• _Problem_
Repeat the records below exactly.

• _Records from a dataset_
_ _ _ _ _

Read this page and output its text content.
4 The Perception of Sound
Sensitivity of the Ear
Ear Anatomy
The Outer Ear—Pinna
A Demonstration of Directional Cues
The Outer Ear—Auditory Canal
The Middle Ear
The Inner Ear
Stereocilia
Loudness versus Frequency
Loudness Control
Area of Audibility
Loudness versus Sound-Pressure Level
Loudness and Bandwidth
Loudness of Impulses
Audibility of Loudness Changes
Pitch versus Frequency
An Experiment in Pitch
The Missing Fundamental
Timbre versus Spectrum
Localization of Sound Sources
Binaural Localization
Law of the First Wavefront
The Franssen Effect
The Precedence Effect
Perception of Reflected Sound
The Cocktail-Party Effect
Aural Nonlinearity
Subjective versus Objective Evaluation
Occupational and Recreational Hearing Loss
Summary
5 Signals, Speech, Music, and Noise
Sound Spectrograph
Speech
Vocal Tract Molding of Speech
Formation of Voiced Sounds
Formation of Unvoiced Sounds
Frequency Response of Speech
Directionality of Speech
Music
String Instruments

_ _ _ _ _

• _Result for this exercise_
Read this page and output its text content.
4 The Perception of Sound
Sensitivity of the Ear
Ear Anatomy
The Outer Ear—Pinna
A Demonstration of Directional Cues
The Outer Ear—Auditory Canal
The Middle Ear
The Inner Ear
Stereocilia
Loudness versus Frequency
Loudness Control
Area of Audibility
Loudness versus Sound-Pressure Level
Loudness and Bandwidth
Loudness of Impulses
Audibility of Loudness Changes
Pitch versus Frequency
An Experiment in Pitch
The Missing Fundamental
Timbre versus Spectrum
Localization of Sound Sources
Binaural Localization
Law of the First Wavefront
The Franssen Effect
The Precedence Effect
Perception of Reflected Sound
The Cocktail-Party Effect
Aural Nonlinearity
Subjective versus Objective Evaluation
Occupational and Recreational Hearing Loss
Summary
5 Signals, Speech, Music, and Noise
Sound Spectrograph
Speech
Vocal Tract Molding of Speech
Formation of Voiced Sounds
Formation of Unvoiced Sounds
Frequency Response of Speech
Directionality of Speech
Music
String Instruments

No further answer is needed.